Requirement
Copy these lines word for word.

Item position lines

#####

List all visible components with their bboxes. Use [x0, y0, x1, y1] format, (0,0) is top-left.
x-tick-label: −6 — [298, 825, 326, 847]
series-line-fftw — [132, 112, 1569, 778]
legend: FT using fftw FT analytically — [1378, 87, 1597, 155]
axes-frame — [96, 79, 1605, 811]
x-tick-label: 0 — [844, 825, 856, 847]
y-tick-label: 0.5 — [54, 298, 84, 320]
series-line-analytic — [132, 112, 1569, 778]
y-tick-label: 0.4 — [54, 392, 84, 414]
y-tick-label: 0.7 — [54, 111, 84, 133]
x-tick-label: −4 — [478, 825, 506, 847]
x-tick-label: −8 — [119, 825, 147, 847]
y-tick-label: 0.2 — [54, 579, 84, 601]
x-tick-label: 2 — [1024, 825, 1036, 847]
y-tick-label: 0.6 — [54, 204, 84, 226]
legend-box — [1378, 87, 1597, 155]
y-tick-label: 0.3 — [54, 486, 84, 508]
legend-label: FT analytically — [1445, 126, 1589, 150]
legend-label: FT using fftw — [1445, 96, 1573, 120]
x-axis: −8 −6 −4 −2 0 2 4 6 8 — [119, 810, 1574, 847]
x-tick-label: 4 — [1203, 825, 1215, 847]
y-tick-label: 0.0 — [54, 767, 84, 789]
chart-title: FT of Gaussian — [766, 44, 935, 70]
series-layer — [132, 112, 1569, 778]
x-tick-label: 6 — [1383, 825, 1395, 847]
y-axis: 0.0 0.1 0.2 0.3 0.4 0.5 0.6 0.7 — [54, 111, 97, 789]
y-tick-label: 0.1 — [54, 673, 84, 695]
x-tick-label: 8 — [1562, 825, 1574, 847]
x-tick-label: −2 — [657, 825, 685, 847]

#####

Result for this task
List all visible components with their bboxes. Use [x0, y0, x1, y1] format, (0,0) is top-left.
x-tick-label: −6 — [298, 825, 326, 847]
series-line-fftw — [132, 112, 1569, 778]
legend: FT using fftw FT analytically — [1378, 87, 1597, 155]
axes-frame — [96, 79, 1605, 811]
x-tick-label: 0 — [844, 825, 856, 847]
y-tick-label: 0.5 — [54, 298, 84, 320]
series-line-analytic — [132, 112, 1569, 778]
y-tick-label: 0.4 — [54, 392, 84, 414]
y-tick-label: 0.7 — [54, 111, 84, 133]
x-tick-label: −4 — [478, 825, 506, 847]
x-tick-label: −8 — [119, 825, 147, 847]
y-tick-label: 0.2 — [54, 579, 84, 601]
x-tick-label: 2 — [1024, 825, 1036, 847]
y-tick-label: 0.6 — [54, 204, 84, 226]
legend-box — [1378, 87, 1597, 155]
y-tick-label: 0.3 — [54, 486, 84, 508]
legend-label: FT analytically — [1445, 126, 1589, 150]
legend-label: FT using fftw — [1445, 96, 1573, 120]
x-axis: −8 −6 −4 −2 0 2 4 6 8 — [119, 810, 1574, 847]
x-tick-label: 4 — [1203, 825, 1215, 847]
y-tick-label: 0.0 — [54, 767, 84, 789]
chart-title: FT of Gaussian — [766, 44, 935, 70]
series-layer — [132, 112, 1569, 778]
x-tick-label: 6 — [1383, 825, 1395, 847]
y-axis: 0.0 0.1 0.2 0.3 0.4 0.5 0.6 0.7 — [54, 111, 97, 789]
y-tick-label: 0.1 — [54, 673, 84, 695]
x-tick-label: 8 — [1562, 825, 1574, 847]
x-tick-label: −2 — [657, 825, 685, 847]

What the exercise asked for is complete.